Stated problem:
Edit the records below, replacing every "cell-score" with "cell-grade" and leaving everything else unchanged.

==*==

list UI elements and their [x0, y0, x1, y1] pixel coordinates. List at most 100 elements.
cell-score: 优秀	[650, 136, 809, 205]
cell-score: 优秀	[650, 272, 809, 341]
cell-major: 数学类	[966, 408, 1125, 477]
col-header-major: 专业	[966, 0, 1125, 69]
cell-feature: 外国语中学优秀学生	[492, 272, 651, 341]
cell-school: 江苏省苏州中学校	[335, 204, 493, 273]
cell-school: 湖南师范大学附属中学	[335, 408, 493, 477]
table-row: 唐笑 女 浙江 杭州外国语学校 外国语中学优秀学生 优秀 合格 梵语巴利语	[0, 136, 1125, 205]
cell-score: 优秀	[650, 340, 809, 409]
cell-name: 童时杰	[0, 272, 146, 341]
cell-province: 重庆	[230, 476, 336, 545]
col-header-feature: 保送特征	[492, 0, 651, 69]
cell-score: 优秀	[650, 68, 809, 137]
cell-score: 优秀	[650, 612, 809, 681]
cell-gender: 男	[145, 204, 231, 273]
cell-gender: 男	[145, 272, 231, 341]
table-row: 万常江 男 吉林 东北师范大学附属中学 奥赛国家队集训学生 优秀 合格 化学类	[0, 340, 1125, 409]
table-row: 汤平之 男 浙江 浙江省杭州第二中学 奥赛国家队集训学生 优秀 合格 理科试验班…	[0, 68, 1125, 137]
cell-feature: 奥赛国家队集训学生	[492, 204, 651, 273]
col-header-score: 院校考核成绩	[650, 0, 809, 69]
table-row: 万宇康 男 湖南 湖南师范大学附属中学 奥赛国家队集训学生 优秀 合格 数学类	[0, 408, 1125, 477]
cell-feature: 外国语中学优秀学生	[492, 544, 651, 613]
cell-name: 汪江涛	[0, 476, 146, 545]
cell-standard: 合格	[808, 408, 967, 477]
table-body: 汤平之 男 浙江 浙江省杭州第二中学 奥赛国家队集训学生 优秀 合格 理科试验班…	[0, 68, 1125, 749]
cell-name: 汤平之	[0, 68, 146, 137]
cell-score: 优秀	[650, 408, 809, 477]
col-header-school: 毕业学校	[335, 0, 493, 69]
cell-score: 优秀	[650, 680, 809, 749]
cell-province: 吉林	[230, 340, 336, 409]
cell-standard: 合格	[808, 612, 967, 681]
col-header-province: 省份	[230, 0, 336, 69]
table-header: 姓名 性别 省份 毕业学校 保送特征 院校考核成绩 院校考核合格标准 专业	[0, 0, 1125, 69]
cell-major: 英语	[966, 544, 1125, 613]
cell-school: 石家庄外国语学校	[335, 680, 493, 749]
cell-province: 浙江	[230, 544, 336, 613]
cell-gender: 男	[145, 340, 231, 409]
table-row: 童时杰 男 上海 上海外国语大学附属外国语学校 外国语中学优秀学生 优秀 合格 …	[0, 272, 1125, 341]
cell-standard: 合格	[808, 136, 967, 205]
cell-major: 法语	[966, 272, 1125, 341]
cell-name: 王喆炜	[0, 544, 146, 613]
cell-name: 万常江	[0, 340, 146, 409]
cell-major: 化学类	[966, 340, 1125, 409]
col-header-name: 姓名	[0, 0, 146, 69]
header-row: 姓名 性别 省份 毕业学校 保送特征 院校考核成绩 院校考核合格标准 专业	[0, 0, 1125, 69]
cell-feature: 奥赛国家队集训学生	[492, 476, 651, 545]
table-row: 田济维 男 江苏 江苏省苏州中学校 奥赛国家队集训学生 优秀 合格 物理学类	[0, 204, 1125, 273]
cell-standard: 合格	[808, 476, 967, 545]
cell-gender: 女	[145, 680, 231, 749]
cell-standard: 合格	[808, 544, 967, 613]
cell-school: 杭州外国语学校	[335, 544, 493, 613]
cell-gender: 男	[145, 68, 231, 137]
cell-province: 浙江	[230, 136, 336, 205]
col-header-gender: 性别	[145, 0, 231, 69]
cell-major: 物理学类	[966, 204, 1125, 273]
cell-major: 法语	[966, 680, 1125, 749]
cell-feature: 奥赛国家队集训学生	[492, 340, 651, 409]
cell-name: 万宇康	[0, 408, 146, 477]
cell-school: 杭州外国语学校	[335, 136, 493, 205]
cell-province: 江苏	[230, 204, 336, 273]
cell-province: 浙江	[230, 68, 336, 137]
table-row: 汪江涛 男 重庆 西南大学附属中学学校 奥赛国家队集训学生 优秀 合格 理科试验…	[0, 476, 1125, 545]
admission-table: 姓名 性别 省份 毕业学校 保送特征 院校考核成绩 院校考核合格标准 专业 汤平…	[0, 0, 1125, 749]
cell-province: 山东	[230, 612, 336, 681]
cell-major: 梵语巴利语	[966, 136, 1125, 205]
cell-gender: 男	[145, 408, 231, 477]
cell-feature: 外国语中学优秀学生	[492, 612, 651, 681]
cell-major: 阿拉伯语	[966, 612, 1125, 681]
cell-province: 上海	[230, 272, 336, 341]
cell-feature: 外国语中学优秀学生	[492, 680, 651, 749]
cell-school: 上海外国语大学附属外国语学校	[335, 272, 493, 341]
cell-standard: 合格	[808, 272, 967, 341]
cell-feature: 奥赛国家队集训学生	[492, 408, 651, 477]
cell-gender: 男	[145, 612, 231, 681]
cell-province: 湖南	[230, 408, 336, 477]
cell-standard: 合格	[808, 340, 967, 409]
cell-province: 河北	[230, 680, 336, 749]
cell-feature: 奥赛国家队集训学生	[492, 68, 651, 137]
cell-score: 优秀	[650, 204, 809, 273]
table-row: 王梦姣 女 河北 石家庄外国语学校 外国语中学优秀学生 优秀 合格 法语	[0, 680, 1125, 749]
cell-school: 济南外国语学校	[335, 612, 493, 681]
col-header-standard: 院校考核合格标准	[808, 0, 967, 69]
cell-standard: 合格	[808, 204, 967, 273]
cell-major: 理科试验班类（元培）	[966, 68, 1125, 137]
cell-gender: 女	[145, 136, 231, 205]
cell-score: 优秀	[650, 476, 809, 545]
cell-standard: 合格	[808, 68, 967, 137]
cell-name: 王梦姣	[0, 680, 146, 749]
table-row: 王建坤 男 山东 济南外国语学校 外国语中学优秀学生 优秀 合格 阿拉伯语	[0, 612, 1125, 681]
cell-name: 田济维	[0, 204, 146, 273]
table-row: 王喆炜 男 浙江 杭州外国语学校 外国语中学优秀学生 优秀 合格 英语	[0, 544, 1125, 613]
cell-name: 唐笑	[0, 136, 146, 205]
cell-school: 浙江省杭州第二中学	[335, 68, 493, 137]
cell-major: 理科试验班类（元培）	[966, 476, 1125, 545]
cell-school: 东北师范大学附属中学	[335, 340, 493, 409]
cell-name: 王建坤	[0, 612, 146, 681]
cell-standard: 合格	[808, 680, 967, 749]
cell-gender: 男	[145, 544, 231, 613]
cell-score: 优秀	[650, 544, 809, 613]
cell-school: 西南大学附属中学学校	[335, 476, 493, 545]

==*==

Written answer:
list UI elements and their [x0, y0, x1, y1] pixel coordinates. List at most 100 elements.
cell-grade: 优秀	[650, 136, 809, 205]
cell-grade: 优秀	[650, 272, 809, 341]
cell-major: 数学类	[966, 408, 1125, 477]
col-header-major: 专业	[966, 0, 1125, 69]
cell-feature: 外国语中学优秀学生	[492, 272, 651, 341]
cell-school: 江苏省苏州中学校	[335, 204, 493, 273]
cell-school: 湖南师范大学附属中学	[335, 408, 493, 477]
table-row: 唐笑 女 浙江 杭州外国语学校 外国语中学优秀学生 优秀 合格 梵语巴利语	[0, 136, 1125, 205]
cell-grade: 优秀	[650, 340, 809, 409]
cell-name: 童时杰	[0, 272, 146, 341]
cell-province: 重庆	[230, 476, 336, 545]
col-header-feature: 保送特征	[492, 0, 651, 69]
cell-grade: 优秀	[650, 68, 809, 137]
cell-grade: 优秀	[650, 612, 809, 681]
cell-gender: 男	[145, 204, 231, 273]
cell-gender: 男	[145, 272, 231, 341]
table-row: 万常江 男 吉林 东北师范大学附属中学 奥赛国家队集训学生 优秀 合格 化学类	[0, 340, 1125, 409]
table-row: 汤平之 男 浙江 浙江省杭州第二中学 奥赛国家队集训学生 优秀 合格 理科试验班…	[0, 68, 1125, 137]
cell-feature: 奥赛国家队集训学生	[492, 204, 651, 273]
col-header-score: 院校考核成绩	[650, 0, 809, 69]
table-row: 万宇康 男 湖南 湖南师范大学附属中学 奥赛国家队集训学生 优秀 合格 数学类	[0, 408, 1125, 477]
cell-feature: 外国语中学优秀学生	[492, 544, 651, 613]
cell-name: 汪江涛	[0, 476, 146, 545]
cell-standard: 合格	[808, 408, 967, 477]
table-body: 汤平之 男 浙江 浙江省杭州第二中学 奥赛国家队集训学生 优秀 合格 理科试验班…	[0, 68, 1125, 749]
cell-name: 汤平之	[0, 68, 146, 137]
cell-grade: 优秀	[650, 408, 809, 477]
col-header-school: 毕业学校	[335, 0, 493, 69]
cell-grade: 优秀	[650, 680, 809, 749]
cell-province: 吉林	[230, 340, 336, 409]
cell-standard: 合格	[808, 612, 967, 681]
col-header-province: 省份	[230, 0, 336, 69]
table-header: 姓名 性别 省份 毕业学校 保送特征 院校考核成绩 院校考核合格标准 专业	[0, 0, 1125, 69]
cell-major: 英语	[966, 544, 1125, 613]
cell-school: 石家庄外国语学校	[335, 680, 493, 749]
cell-province: 浙江	[230, 544, 336, 613]
cell-gender: 男	[145, 340, 231, 409]
table-row: 童时杰 男 上海 上海外国语大学附属外国语学校 外国语中学优秀学生 优秀 合格 …	[0, 272, 1125, 341]
cell-standard: 合格	[808, 136, 967, 205]
cell-major: 法语	[966, 272, 1125, 341]
cell-name: 王喆炜	[0, 544, 146, 613]
cell-name: 万常江	[0, 340, 146, 409]
cell-major: 化学类	[966, 340, 1125, 409]
col-header-name: 姓名	[0, 0, 146, 69]
header-row: 姓名 性别 省份 毕业学校 保送特征 院校考核成绩 院校考核合格标准 专业	[0, 0, 1125, 69]
cell-feature: 奥赛国家队集训学生	[492, 476, 651, 545]
table-row: 田济维 男 江苏 江苏省苏州中学校 奥赛国家队集训学生 优秀 合格 物理学类	[0, 204, 1125, 273]
cell-standard: 合格	[808, 476, 967, 545]
cell-gender: 女	[145, 680, 231, 749]
cell-standard: 合格	[808, 544, 967, 613]
cell-school: 杭州外国语学校	[335, 544, 493, 613]
cell-gender: 男	[145, 68, 231, 137]
cell-province: 浙江	[230, 136, 336, 205]
col-header-gender: 性别	[145, 0, 231, 69]
cell-major: 物理学类	[966, 204, 1125, 273]
cell-major: 法语	[966, 680, 1125, 749]
cell-feature: 奥赛国家队集训学生	[492, 340, 651, 409]
cell-name: 万宇康	[0, 408, 146, 477]
cell-school: 杭州外国语学校	[335, 136, 493, 205]
cell-province: 江苏	[230, 204, 336, 273]
cell-province: 浙江	[230, 68, 336, 137]
table-row: 汪江涛 男 重庆 西南大学附属中学学校 奥赛国家队集训学生 优秀 合格 理科试验…	[0, 476, 1125, 545]
admission-table: 姓名 性别 省份 毕业学校 保送特征 院校考核成绩 院校考核合格标准 专业 汤平…	[0, 0, 1125, 749]
cell-province: 山东	[230, 612, 336, 681]
cell-major: 梵语巴利语	[966, 136, 1125, 205]
cell-gender: 男	[145, 408, 231, 477]
cell-feature: 外国语中学优秀学生	[492, 612, 651, 681]
cell-major: 阿拉伯语	[966, 612, 1125, 681]
cell-province: 上海	[230, 272, 336, 341]
cell-feature: 外国语中学优秀学生	[492, 680, 651, 749]
cell-school: 上海外国语大学附属外国语学校	[335, 272, 493, 341]
cell-standard: 合格	[808, 272, 967, 341]
cell-feature: 奥赛国家队集训学生	[492, 408, 651, 477]
cell-gender: 男	[145, 612, 231, 681]
cell-province: 湖南	[230, 408, 336, 477]
cell-standard: 合格	[808, 340, 967, 409]
cell-province: 河北	[230, 680, 336, 749]
cell-feature: 奥赛国家队集训学生	[492, 68, 651, 137]
cell-grade: 优秀	[650, 204, 809, 273]
table-row: 王梦姣 女 河北 石家庄外国语学校 外国语中学优秀学生 优秀 合格 法语	[0, 680, 1125, 749]
cell-school: 济南外国语学校	[335, 612, 493, 681]
col-header-standard: 院校考核合格标准	[808, 0, 967, 69]
cell-standard: 合格	[808, 204, 967, 273]
cell-major: 理科试验班类（元培）	[966, 68, 1125, 137]
cell-gender: 女	[145, 136, 231, 205]
cell-grade: 优秀	[650, 476, 809, 545]
cell-standard: 合格	[808, 68, 967, 137]
cell-name: 王梦姣	[0, 680, 146, 749]
table-row: 王建坤 男 山东 济南外国语学校 外国语中学优秀学生 优秀 合格 阿拉伯语	[0, 612, 1125, 681]
cell-name: 田济维	[0, 204, 146, 273]
table-row: 王喆炜 男 浙江 杭州外国语学校 外国语中学优秀学生 优秀 合格 英语	[0, 544, 1125, 613]
cell-name: 唐笑	[0, 136, 146, 205]
cell-school: 浙江省杭州第二中学	[335, 68, 493, 137]
cell-major: 理科试验班类（元培）	[966, 476, 1125, 545]
cell-school: 东北师范大学附属中学	[335, 340, 493, 409]
cell-name: 王建坤	[0, 612, 146, 681]
cell-standard: 合格	[808, 680, 967, 749]
cell-gender: 男	[145, 544, 231, 613]
cell-grade: 优秀	[650, 544, 809, 613]
cell-school: 西南大学附属中学学校	[335, 476, 493, 545]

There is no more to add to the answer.